▶ **TASK OBJECTIVE**: Below are the records. List every line holding the word "with".

▶ **MATERIAL**:
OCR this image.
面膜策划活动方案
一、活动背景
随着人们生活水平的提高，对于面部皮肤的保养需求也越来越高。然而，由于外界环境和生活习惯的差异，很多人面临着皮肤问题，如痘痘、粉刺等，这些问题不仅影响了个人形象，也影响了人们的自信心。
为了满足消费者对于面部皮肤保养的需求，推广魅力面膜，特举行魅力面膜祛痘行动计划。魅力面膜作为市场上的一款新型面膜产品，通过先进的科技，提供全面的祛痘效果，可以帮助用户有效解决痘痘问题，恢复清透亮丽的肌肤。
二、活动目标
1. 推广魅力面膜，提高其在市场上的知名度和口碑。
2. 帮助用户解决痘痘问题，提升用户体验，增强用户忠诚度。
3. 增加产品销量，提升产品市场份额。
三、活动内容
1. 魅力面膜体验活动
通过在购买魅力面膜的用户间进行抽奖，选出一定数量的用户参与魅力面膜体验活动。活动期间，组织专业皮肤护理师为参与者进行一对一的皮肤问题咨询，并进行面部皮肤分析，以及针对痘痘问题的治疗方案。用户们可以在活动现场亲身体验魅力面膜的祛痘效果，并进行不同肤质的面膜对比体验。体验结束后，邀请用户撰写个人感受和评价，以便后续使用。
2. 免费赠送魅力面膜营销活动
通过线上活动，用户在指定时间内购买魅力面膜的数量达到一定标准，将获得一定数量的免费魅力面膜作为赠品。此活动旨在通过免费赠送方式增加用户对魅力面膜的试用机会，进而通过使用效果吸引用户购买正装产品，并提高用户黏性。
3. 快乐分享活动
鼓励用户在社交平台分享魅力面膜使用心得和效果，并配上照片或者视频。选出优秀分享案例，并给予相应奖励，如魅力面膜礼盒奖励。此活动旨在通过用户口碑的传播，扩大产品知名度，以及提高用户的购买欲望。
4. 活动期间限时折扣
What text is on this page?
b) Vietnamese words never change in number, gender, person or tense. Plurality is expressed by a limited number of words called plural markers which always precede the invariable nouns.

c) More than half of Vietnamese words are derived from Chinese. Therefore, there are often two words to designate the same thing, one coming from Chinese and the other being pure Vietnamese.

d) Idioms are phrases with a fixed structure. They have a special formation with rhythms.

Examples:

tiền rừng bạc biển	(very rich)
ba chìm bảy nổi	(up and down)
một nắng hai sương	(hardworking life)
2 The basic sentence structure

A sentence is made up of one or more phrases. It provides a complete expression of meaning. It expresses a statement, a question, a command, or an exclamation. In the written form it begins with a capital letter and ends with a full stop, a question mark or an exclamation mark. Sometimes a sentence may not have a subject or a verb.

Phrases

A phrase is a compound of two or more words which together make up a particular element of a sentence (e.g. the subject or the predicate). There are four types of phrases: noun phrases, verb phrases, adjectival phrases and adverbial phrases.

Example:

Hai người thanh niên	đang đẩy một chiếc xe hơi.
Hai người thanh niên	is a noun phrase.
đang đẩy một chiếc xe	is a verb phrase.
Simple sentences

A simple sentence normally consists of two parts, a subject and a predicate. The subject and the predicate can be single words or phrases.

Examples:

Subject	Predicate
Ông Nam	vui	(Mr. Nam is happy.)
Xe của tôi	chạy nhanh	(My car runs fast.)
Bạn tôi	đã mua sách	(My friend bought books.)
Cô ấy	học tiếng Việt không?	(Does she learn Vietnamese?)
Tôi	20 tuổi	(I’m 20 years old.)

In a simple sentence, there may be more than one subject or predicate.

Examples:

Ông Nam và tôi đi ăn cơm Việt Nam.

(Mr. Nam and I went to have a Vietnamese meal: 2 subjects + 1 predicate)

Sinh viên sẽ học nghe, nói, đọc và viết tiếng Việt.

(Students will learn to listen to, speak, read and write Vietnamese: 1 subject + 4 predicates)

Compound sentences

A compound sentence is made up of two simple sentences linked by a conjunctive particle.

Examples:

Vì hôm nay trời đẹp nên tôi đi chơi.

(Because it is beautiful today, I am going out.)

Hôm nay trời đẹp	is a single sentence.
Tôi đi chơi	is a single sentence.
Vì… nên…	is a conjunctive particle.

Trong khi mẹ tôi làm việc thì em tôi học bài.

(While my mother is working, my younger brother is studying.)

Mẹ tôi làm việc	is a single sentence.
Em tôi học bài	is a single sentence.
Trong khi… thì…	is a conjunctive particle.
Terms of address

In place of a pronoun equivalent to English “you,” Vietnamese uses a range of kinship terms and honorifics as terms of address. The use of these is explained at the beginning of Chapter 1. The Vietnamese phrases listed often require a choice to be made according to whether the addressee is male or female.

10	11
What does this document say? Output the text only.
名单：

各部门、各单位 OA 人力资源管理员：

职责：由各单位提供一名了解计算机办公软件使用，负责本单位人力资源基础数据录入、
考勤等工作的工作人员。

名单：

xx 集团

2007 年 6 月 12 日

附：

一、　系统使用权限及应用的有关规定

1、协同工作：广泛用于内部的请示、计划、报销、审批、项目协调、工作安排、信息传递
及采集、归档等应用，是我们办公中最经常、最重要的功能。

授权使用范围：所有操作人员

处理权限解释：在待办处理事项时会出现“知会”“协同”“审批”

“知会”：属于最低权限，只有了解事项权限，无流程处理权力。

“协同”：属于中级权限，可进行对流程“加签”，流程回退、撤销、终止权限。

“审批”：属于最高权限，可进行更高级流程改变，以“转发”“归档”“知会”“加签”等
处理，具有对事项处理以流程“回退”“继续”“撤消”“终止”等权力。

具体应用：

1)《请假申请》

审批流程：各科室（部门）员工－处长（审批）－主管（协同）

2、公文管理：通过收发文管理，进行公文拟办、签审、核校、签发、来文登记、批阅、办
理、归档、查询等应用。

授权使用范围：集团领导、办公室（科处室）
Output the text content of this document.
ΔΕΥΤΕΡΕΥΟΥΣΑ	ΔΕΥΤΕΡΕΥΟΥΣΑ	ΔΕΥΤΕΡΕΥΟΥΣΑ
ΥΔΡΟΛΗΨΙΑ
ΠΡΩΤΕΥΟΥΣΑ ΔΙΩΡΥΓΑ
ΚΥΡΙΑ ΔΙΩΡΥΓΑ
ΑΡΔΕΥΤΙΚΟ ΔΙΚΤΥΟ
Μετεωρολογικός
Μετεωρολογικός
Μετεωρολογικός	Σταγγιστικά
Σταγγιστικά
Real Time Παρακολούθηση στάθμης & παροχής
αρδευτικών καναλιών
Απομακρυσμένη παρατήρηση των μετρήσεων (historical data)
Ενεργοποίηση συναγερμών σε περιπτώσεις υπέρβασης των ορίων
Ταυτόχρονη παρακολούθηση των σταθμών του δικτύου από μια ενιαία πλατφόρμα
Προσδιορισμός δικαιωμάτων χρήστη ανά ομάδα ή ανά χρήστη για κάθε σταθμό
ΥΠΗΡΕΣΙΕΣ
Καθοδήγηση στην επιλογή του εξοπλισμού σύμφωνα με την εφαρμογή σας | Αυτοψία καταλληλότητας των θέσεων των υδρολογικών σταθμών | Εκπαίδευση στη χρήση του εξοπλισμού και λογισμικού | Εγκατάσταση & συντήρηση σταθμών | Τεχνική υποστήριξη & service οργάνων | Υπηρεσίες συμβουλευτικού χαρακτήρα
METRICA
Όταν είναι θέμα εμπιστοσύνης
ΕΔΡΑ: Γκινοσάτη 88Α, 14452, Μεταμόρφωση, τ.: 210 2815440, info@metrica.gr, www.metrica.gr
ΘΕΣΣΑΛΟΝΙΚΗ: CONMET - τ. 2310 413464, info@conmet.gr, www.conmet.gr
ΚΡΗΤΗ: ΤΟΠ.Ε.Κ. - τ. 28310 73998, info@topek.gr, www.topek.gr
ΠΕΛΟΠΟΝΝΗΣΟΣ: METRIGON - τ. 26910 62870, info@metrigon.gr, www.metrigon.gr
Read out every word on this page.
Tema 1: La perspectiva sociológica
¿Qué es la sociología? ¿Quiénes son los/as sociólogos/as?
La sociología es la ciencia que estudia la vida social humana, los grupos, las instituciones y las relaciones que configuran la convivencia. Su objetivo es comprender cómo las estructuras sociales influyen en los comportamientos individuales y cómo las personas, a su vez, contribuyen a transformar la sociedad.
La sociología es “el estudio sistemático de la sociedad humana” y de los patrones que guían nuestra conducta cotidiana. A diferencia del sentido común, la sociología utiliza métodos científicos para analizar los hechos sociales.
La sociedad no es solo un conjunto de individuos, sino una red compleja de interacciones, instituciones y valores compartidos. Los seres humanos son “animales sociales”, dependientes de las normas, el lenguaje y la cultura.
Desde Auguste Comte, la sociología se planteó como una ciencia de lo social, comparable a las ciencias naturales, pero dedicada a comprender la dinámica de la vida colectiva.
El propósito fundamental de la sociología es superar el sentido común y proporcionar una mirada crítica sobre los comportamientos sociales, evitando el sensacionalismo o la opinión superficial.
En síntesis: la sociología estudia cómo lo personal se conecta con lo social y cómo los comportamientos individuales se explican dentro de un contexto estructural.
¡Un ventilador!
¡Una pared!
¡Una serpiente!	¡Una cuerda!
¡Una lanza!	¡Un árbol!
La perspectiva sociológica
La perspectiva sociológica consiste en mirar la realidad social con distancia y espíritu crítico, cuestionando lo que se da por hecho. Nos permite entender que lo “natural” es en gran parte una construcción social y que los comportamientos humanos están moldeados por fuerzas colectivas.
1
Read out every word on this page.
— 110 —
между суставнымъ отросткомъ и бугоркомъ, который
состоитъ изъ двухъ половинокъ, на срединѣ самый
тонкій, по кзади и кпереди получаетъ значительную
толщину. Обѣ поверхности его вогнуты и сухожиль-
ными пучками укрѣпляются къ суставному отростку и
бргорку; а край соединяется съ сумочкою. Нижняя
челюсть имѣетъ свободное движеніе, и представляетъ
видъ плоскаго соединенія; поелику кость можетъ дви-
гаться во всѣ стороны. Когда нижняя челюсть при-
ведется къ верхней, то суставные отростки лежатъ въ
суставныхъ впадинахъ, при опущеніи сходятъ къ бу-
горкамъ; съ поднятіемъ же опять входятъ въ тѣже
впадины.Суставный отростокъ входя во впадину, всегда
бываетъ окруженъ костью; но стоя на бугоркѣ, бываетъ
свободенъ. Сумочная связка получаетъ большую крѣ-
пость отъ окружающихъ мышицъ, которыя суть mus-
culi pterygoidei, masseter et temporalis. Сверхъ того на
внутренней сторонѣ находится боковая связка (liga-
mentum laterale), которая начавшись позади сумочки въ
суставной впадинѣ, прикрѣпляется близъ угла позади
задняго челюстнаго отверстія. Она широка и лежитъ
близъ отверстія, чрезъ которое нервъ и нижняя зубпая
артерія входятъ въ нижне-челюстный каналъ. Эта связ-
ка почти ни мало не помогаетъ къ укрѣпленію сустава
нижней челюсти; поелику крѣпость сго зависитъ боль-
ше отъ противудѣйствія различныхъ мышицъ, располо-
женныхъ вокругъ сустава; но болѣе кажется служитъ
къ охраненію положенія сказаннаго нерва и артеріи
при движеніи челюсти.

▶ **OUTPUT**:
d) Idioms are phrases with a fixed structure. They have a special formation with rhythms.
A sentence is made up of one or more phrases. It provides a complete expression of meaning. It expresses a statement, a question, a command, or an exclamation. In the written form it begins with a capital letter and ends with a full stop, a question mark or an exclamation mark. Sometimes a sentence may not have a subject or a verb.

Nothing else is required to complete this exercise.